→ **TASK**
Every line of the data that contains the string "Answer" must be copied.

==========

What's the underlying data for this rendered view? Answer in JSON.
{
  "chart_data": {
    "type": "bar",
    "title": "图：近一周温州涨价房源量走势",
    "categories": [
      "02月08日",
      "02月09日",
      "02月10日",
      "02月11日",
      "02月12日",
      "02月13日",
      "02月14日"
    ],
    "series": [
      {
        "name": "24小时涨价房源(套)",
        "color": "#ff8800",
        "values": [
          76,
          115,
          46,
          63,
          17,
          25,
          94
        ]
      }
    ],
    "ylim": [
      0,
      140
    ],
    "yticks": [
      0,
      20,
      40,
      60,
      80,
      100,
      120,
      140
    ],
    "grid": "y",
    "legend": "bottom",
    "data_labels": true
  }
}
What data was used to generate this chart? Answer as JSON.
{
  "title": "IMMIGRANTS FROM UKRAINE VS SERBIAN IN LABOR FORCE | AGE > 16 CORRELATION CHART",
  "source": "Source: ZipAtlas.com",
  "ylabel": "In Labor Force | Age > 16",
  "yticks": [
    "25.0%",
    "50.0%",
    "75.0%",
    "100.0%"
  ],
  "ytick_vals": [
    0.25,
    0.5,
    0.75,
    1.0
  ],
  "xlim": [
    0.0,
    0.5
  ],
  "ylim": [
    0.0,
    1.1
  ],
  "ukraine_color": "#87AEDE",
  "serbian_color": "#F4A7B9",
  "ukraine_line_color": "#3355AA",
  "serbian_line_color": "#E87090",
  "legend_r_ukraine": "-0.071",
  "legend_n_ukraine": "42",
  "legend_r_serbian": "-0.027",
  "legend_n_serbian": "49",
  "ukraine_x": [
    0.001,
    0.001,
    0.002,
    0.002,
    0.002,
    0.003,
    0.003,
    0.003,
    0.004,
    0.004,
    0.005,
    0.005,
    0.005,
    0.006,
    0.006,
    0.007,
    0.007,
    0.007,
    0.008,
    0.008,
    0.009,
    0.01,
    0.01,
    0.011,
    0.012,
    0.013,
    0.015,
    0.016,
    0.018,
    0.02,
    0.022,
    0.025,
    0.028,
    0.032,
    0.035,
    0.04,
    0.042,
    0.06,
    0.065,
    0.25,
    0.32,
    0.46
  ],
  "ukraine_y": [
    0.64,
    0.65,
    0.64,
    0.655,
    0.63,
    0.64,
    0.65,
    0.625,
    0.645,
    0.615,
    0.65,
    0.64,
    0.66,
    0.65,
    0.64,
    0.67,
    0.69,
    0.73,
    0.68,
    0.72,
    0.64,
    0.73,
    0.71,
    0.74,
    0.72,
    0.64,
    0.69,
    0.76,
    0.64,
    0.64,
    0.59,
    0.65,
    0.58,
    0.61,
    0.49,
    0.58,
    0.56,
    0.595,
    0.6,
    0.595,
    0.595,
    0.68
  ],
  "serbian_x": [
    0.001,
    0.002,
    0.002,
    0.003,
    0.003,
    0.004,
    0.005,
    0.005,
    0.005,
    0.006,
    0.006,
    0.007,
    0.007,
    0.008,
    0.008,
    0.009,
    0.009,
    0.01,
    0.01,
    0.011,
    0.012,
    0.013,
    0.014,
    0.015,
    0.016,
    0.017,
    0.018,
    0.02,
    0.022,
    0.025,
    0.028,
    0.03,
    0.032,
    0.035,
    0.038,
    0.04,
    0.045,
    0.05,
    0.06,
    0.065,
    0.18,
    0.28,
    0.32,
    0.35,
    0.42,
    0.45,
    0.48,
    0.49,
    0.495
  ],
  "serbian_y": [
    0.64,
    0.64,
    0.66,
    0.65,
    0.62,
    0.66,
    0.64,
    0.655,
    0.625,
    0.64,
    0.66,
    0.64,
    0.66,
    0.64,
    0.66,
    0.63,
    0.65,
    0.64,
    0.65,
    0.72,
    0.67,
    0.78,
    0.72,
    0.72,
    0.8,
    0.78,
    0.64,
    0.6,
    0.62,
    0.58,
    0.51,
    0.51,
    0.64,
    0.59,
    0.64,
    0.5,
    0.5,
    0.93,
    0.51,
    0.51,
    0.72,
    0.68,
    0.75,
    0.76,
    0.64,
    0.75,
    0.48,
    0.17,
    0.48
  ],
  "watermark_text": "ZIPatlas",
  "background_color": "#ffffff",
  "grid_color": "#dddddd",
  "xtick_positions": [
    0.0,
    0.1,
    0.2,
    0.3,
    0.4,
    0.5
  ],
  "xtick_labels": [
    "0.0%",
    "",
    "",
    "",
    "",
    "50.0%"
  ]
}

==========

→ **SOLUTION TO THIS EXERCISE**
What's the underlying data for this rendered view? Answer in JSON.
What data was used to generate this chart? Answer as JSON.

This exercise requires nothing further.